## Dataset extract
^^^^^^^^^^^^^^^^

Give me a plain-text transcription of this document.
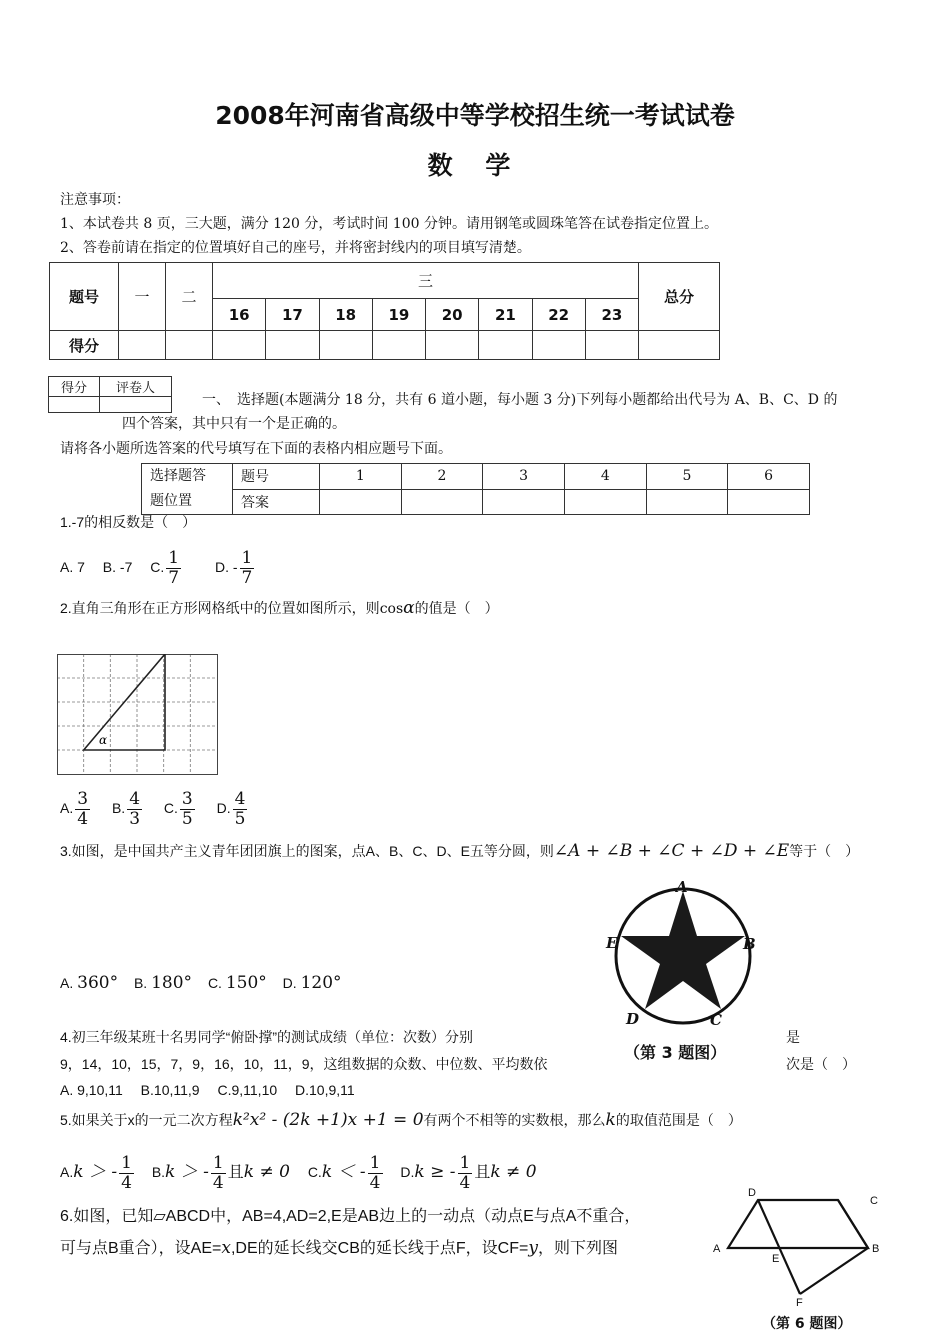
2008年河南省高级中等学校招生统一考试试卷
数 学
注意事项：
1、本试卷共 8 页，三大题，满分 120 分，考试时间 100 分钟。请用钢笔或圆珠笔答在试卷指定位置上。
2、答卷前请在指定的位置填好自己的座号，并将密封线内的项目填写清楚。
题号	一	二	三								总分
			16	17	18	19	20	21	22	23	
得分											
得分	评卷人

一、　选择题(本题满分 18 分，共有 6 道小题，每小题 3 分)下列每小题都给出代号为 A、B、C、D 的
四个答案，其中只有一个是正确的。
请将各小题所选答案的代号填写在下面的表格内相应题号下面。
选择题答
题位置	题号	1	2	3	4	5	6
	答案						
1.-7的相反数是（　）
A. 7 B. -7 C. $\frac{1}{7} D$. - $\frac{1}{7}$
2.直角三角形在正方形网格纸中的位置如图所示，则cosα的值是（　）
α
A. $\frac{3}{4} B$. $\frac{4}{3} C$. $\frac{3}{5} D$. $\frac{4}{5}$
3.如图，是中国共产主义青年团团旗上的图案，点A、B、C、D、E五等分圆，则∠A + ∠B + ∠C + ∠D + ∠E等于（　）
A. 360° B. 180° C. 150° D. 120°
A
B
C
D
E
（第 3 题图）
4.初三年级某班十名男同学“俯卧撑”的测试成绩（单位：次数）分别	是
9，14，10，15，7，9，16，10，11，9，这组数据的众数、中位数、平均数依	次是（　）
A. 9,10,11　 B.10,11,9　 C.9,11,10　 D.10,9,11
5.如果关于x的一元二次方程k²x² - (2k +1)x +1 = 0有两个不相等的实数根，那么k的取值范围是（　）
A.k ＞ - $\frac{1}{4} B.k$ ＞ - $\frac{1}{4}$ 且k ≠ 0 C.k ＜ - $\frac{1}{4} D.k$ ≥ - $\frac{1}{4}$ 且k ≠ 0
6.如图，已知▱ABCD中，AB=4,AD=2,E是AB边上的一动点（动点E与点A不重合，
可与点B重合），设AE=x,DE的延长线交CB的延长线于点F，设CF=y，则下列图	A	B
C
D
E
F
（第 6 题图）
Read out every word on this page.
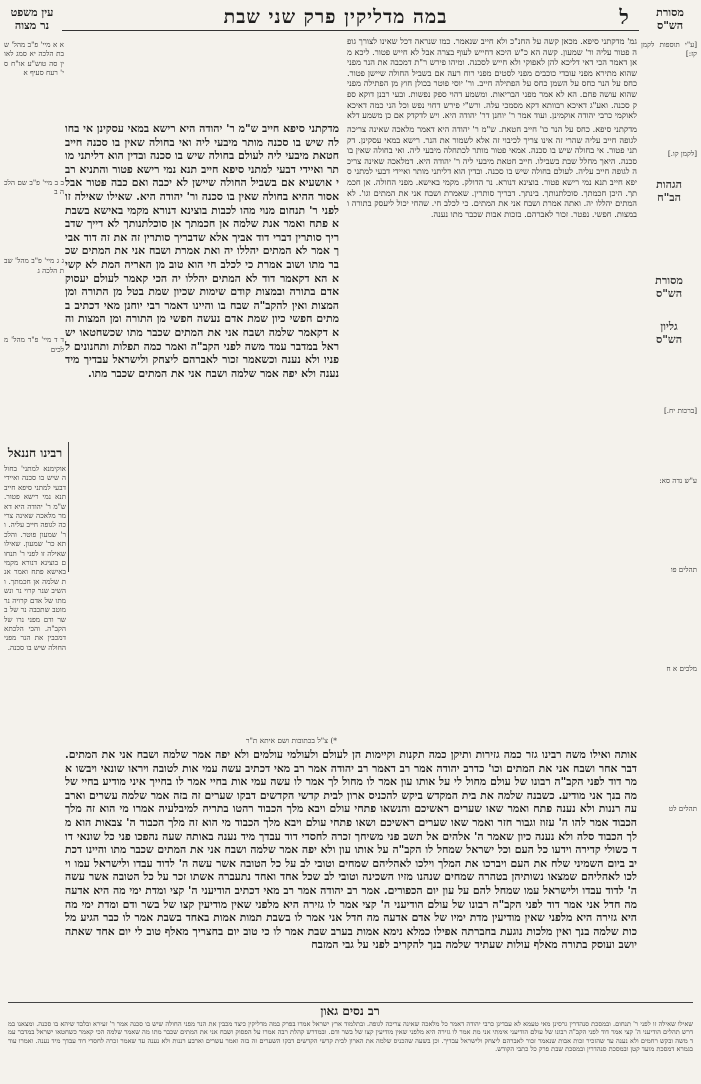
ל
במה מדליקין פרק שני שבת	מסורת
הש"ס
עין משפט
נר מצוה
[ע"י תוספות לקמן קז:]
[לקמן קו.]
הגהות
הב"ח
מסורת
הש"ס
גליון
הש"ס
[ברכות יח.]
ע"ש נדה סא:
תהלים פו
מלכים א ח
תהלים לט
א א מיי' פ"ב מהל' שבת הלכה יא סמג לאוין סה טוש"ע או"ח סי' רעח סעיף א
ב ב מיי' פ"ב שם הלכה ב
ג ג מיי' פ"ב מהל' שבת הלכה ג
ד ד מיי' פ"ד מהל' מלכים
גמ' מדקתני סיפא. מכאן קשה על החנ"כ ולא חייב שנאמר. כמו שנראה דכל שאינו לצורך גופה פטור עליה ור' שמעון. קשה הא כ"ש היכא דחייש לעוף בצרה אבל לא חייש פטור. ליכא מאן דאמר הכי דאי דליכא להן לאפוקי ולא חייש לסכנה. ומיהו פירש ר"ת דמכבה את הנר מפני שהוא מתירא מפני עובדי כוכבים מפני לסטים מפני רוח רעה אם בשביל החולה שיישן פטור. כחס על הנר כחס על השמן כחס על הפתילה חייב. ור' יוסי פוטר בכולן חוץ מן הפתילה מפני שהוא עושה פחם. הא לא אמר מפני הבריאות. ומשמע דהוי ספק נפשות. ובעי רבנן דוקא ספק סכנה. ואע"ג דאיכא רבוותא דקא מסמכי עלה. ורש"י פירש דחוי נפש וכל הני כמה דאיכא לאוקמי כרבי יהודה אוקמינן. ועוד אמר ר' יוחנן דר' יהודה היא. ויש לדקדק אם כן משמע דלא
מדקתני סיפא. כחס על הנר כו' חייב חטאת. ש"מ ר' יהודה היא דאמר מלאכה שאינה צריכה לגופה חייב עליה שהרי זה אינו צריך לכיבוי זה אלא לשמור את הנר. רישא במאי עסקינן. דקתני פטור. אי בחולה שיש בו סכנה. אמאי פטור מותר לכתחלה מיבעי ליה. ואי בחולה שאין בו סכנה. היאך מחלל שבת בשבילו. חייב חטאת מיבעי ליה ר' יהודה היא. דמלאכה שאינה צריכה לגופה חייב עליה. לעולם בחולה שיש בו סכנה. ובדין הוא דליתני מותר ואיידי דבעי למתני סיפא חייב תנא נמי רישא פטור. בוצינא דנורא. נר הדולק. מקמי באישא. מפני החולה. אן חכמתך. היכן חכמתך. סוכלתנותך. בינתך. דבריך סותרין. שאמרת ושבח אני את המתים וגו'. לא המתים יהללו יה. ואתה אמרת ושבח אני את המתים. כי לכלב חי. שהחי יכול ליעסק בתורה ובמצות. חפשי. נפטר. זכור לאברהם. בזכות אבות שכבר מתו נענה.
מדקתני סיפא חייב ש"מ ר' יהודה היא רישא במאי עסקינן אי בחולה שיש בו סכנה מותר מיבעי ליה ואי בחולה שאין בו סכנה חייב חטאת מיבעי ליה לעולם בחולה שיש בו סכנה ובדין הוא דליתני מותר ואיידי דבעי למתני סיפא חייב תנא נמי רישא פטור והתניא רבי אושעיא אם בשביל החולה שיישן לא יכבה ואם כבה פטור אבל אסור ההיא בחולה שאין בו סכנה ור' יהודה היא. שאילו שאילה זו לפני ר' תנחום מנוי מהו לכבות בוצינא דנורא מקמי באישא בשבתא פתח ואמר אנת שלמה אן חכמתך אן סוכלתנותך לא דייך שדבריך סותרין דברי דוד אביך אלא שדבריך סותרין זה את זה דוד אביך אמר לא המתים יהללו יה ואת אמרת ושבח אני את המתים שכבר מתו ושוב אמרת כי לכלב חי הוא טוב מן האריה המת לא קשיא הא דקאמר דוד לא המתים יהללו יה הכי קאמר לעולם יעסוק אדם בתורה ובמצות קודם שימות שכיון שמת בטל מן התורה ומן המצות ואין להקב"ה שבח בו והיינו דאמר רבי יוחנן מאי דכתיב במתים חפשי כיון שמת אדם נעשה חפשי מן התורה ומן המצות והא דקאמר שלמה ושבח אני את המתים שכבר מתו שכשחטאו ישראל במדבר עמד משה לפני הקב"ה ואמר כמה תפלות ותחנונים לפניו ולא נענה וכשאמר זכור לאברהם ליצחק ולישראל עבדיך מיד נענה ולא יפה אמר שלמה ושבח אני את המתים שכבר מתו.
רבינו חננאל
אוקימנא למתני' בחולה שיש בו סכנה ואיידי דבעי למתני סיפא חייב תנא נמי רישא פטור. ש"מ ר' יהודה היא דאמר מלאכה שאינה צריכה לגופה חייב עליה. ור' שמעון פוטר. והלכתא כר' שמעון. שאילו שאילה זו לפני ר' תנחום בוצינא דנורא מקמי באישא פתח ואמר אנת שלמה אן חכמתך. והשיב שנר קרוי נר ונשמתו של אדם קרויה נר מוטב שתכבה נר של בשר ודם מפני נרו של הקב"ה. והכי הלכתא דמכבין את הנר מפני החולה שיש בו סכנה.
*) צ"ל בכתובות ושם איתא ת"ר
אותה ואילו משה רבינו גזר כמה גזירות ותיקן כמה תקנות וקיימות הן לעולם ולעולמי עולמים ולא יפה אמר שלמה ושבח אני את המתים. דבר אחר ושבח אני את המתים וכו' כדרב יהודה אמר רב דאמר רב יהודה אמר רב מאי דכתיב עשה עמי אות לטובה ויראו שונאי ויבשו אמר דוד לפני הקב"ה רבונו של עולם מחול לי על אותו עון אמר לו מחול לך אמר לו עשה עמי אות בחיי אמר לו בחייך איני מודיע בחיי שלמה בנך אני מודיע. כשבנה שלמה את בית המקדש ביקש להכניס ארון לבית קדשי הקדשים דבקו שערים זה בזה אמר שלמה עשרים וארבעה רננות ולא נענה פתח ואמר שאו שערים ראשיכם והנשאו פתחי עולם ויבא מלך הכבוד רהטו בתריה למיבלעיה אמרו מי הוא זה מלך הכבוד אמר להו ה' עזוז וגבור חזר ואמר שאו שערים ראשיכם ושאו פתחי עולם ויבא מלך הכבוד מי הוא זה מלך הכבוד ה' צבאות הוא מלך הכבוד סלה ולא נענה כיון שאמר ה' אלהים אל תשב פני משיחך זכרה לחסדי דוד עבדך מיד נענה באותה שעה נהפכו פני כל שונאי דוד כשולי קדירה וידעו כל העם וכל ישראל שמחל לו הקב"ה על אותו עון ולא יפה אמר שלמה ושבח אני את המתים שכבר מתו והיינו דכתיב ביום השמיני שלח את העם ויברכו את המלך וילכו לאהליהם שמחים וטובי לב על כל הטובה אשר עשה ה' לדוד עבדו ולישראל עמו וילכו לאהליהם שמצאו נשותיהן בטהרה שמחים שנהנו מזיו השכינה וטובי לב שכל אחד ואחד נתעברה אשתו זכר על כל הטובה אשר עשה ה' לדוד עבדו ולישראל עמו שמחל להם על עון יום הכפורים. אמר רב יהודה אמר רב מאי דכתיב הודיעני ה' קצי ומדת ימי מה היא אדעה מה חדל אני אמר דוד לפני הקב"ה רבונו של עולם הודיעני ה' קצי אמר לו גזירה היא מלפני שאין מודיעין קצו של בשר ודם ומדת ימי מה היא גזירה היא מלפני שאין מודיעין מדת ימיו של אדם אדעה מה חדל אני אמר לו בשבת תמות אמות באחד בשבת אמר לו כבר הגיע מלכות שלמה בנך ואין מלכות נוגעת בחברתה אפילו כמלא נימא אמות בערב שבת אמר לו כי טוב יום בחצריך מאלף טוב לי יום אחד שאתה יושב ועוסק בתורה מאלף עולות שעתיד שלמה בנך להקריב לפני על גבי המזבח
רב נסים גאון
שאילו שאילה זו לפני ר' תנחום. ובמסכת סנהדרין גרסינן מאי טעמא לא עבדינן כרבי יהודה דאמר כל מלאכה שאינה צריכה לגופה. ובתלמוד ארץ ישראל אמרו בפרק במה מדליקין כיצד מכבין את הנר מפני החולה שיש בו סכנה אמר ר' זעירא ובלבד שיהא בו סכנה. ומצאנו במדרש תהלים הודיעני ה' קצי אמר דוד לפני הקב"ה רבונו של עולם הודיעני אימתי אני מת אמר לו גזירה היא מלפני שאין מודיעין קצו של בשר ודם. ובמדרש קהלת רבה אמרו על הפסוק ושבח אני את המתים שכבר מתו מה שאמר שלמה הכי קאמר כשחטאו ישראל במדבר עמד משה ובקש רחמים ולא נענה עד שהזכיר זכות אבות שנאמר זכור לאברהם ליצחק ולישראל עבדיך. וכן בשעה שהכניס שלמה את הארון לבית קדשי הקדשים דבקו השערים זה בזה ואמר עשרים וארבע רננות ולא נענה עד שאמר זכרה לחסדי דוד עבדך מיד נענה. ואמרו עוד בגמרא דמסכת מועד קטן ובמסכת סנהדרין ובמסכת שבת פרק כל כתבי הקודש.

^^^^^^^^^^^^^^^^

## Problem details
Copy each line in the data that holds the word "frac".

## Solution for this task
A. 7 B. -7 C. $\frac{1}{7} D$. - $\frac{1}{7}$
A. $\frac{3}{4} B$. $\frac{4}{3} C$. $\frac{3}{5} D$. $\frac{4}{5}$
A.k ＞ - $\frac{1}{4} B.k$ ＞ - $\frac{1}{4}$ 且k ≠ 0 C.k ＜ - $\frac{1}{4} D.k$ ≥ - $\frac{1}{4}$ 且k ≠ 0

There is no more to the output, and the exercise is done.